→ WRITTEN EXERCISE:
Below is a set of records. Repeat all of them exactly.

[Chart and figure data]
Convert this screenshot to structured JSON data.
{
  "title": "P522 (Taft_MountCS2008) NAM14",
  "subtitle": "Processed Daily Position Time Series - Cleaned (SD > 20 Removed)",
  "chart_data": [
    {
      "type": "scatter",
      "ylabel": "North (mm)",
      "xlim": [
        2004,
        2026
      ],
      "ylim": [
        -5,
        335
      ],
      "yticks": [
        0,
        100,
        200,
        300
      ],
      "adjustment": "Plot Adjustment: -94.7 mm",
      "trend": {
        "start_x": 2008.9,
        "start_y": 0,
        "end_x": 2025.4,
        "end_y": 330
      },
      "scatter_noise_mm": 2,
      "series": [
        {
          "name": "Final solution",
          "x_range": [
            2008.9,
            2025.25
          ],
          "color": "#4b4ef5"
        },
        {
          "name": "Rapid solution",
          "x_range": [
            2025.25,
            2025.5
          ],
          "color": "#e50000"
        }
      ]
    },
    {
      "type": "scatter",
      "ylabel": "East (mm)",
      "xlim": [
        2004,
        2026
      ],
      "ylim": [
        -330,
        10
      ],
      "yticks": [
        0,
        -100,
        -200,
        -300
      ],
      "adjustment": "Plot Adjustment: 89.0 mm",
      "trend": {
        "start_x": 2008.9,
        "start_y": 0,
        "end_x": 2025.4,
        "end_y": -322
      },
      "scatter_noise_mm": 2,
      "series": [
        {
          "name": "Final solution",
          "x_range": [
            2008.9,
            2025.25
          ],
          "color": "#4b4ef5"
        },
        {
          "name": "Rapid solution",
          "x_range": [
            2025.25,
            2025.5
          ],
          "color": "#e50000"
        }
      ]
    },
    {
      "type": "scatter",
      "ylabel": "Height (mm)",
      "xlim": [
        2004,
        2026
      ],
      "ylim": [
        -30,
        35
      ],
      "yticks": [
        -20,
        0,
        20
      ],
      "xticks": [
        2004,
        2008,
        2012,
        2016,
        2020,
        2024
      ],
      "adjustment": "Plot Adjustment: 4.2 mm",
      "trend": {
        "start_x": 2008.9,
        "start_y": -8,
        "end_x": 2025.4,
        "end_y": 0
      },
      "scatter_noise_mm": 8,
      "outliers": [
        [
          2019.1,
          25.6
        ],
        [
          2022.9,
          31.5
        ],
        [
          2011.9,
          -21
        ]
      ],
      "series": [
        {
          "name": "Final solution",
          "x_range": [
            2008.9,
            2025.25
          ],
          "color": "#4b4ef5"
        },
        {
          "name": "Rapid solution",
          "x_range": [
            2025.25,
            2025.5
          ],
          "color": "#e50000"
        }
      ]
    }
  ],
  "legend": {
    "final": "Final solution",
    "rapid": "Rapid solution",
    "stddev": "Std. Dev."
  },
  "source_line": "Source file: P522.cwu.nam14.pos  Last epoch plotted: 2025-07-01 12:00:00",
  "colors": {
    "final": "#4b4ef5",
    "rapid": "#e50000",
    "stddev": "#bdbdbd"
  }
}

→ RESPONSE TO THE EXERCISE:
Convert this screenshot to structured JSON data.
{
  "title": "P522 (Taft_MountCS2008) NAM14",
  "subtitle": "Processed Daily Position Time Series - Cleaned (SD > 20 Removed)",
  "chart_data": [
    {
      "type": "scatter",
      "ylabel": "North (mm)",
      "xlim": [
        2004,
        2026
      ],
      "ylim": [
        -5,
        335
      ],
      "yticks": [
        0,
        100,
        200,
        300
      ],
      "adjustment": "Plot Adjustment: -94.7 mm",
      "trend": {
        "start_x": 2008.9,
        "start_y": 0,
        "end_x": 2025.4,
        "end_y": 330
      },
      "scatter_noise_mm": 2,
      "series": [
        {
          "name": "Final solution",
          "x_range": [
            2008.9,
            2025.25
          ],
          "color": "#4b4ef5"
        },
        {
          "name": "Rapid solution",
          "x_range": [
            2025.25,
            2025.5
          ],
          "color": "#e50000"
        }
      ]
    },
    {
      "type": "scatter",
      "ylabel": "East (mm)",
      "xlim": [
        2004,
        2026
      ],
      "ylim": [
        -330,
        10
      ],
      "yticks": [
        0,
        -100,
        -200,
        -300
      ],
      "adjustment": "Plot Adjustment: 89.0 mm",
      "trend": {
        "start_x": 2008.9,
        "start_y": 0,
        "end_x": 2025.4,
        "end_y": -322
      },
      "scatter_noise_mm": 2,
      "series": [
        {
          "name": "Final solution",
          "x_range": [
            2008.9,
            2025.25
          ],
          "color": "#4b4ef5"
        },
        {
          "name": "Rapid solution",
          "x_range": [
            2025.25,
            2025.5
          ],
          "color": "#e50000"
        }
      ]
    },
    {
      "type": "scatter",
      "ylabel": "Height (mm)",
      "xlim": [
        2004,
        2026
      ],
      "ylim": [
        -30,
        35
      ],
      "yticks": [
        -20,
        0,
        20
      ],
      "xticks": [
        2004,
        2008,
        2012,
        2016,
        2020,
        2024
      ],
      "adjustment": "Plot Adjustment: 4.2 mm",
      "trend": {
        "start_x": 2008.9,
        "start_y": -8,
        "end_x": 2025.4,
        "end_y": 0
      },
      "scatter_noise_mm": 8,
      "outliers": [
        [
          2019.1,
          25.6
        ],
        [
          2022.9,
          31.5
        ],
        [
          2011.9,
          -21
        ]
      ],
      "series": [
        {
          "name": "Final solution",
          "x_range": [
            2008.9,
            2025.25
          ],
          "color": "#4b4ef5"
        },
        {
          "name": "Rapid solution",
          "x_range": [
            2025.25,
            2025.5
          ],
          "color": "#e50000"
        }
      ]
    }
  ],
  "legend": {
    "final": "Final solution",
    "rapid": "Rapid solution",
    "stddev": "Std. Dev."
  },
  "source_line": "Source file: P522.cwu.nam14.pos  Last epoch plotted: 2025-07-01 12:00:00",
  "colors": {
    "final": "#4b4ef5",
    "rapid": "#e50000",
    "stddev": "#bdbdbd"
  }
}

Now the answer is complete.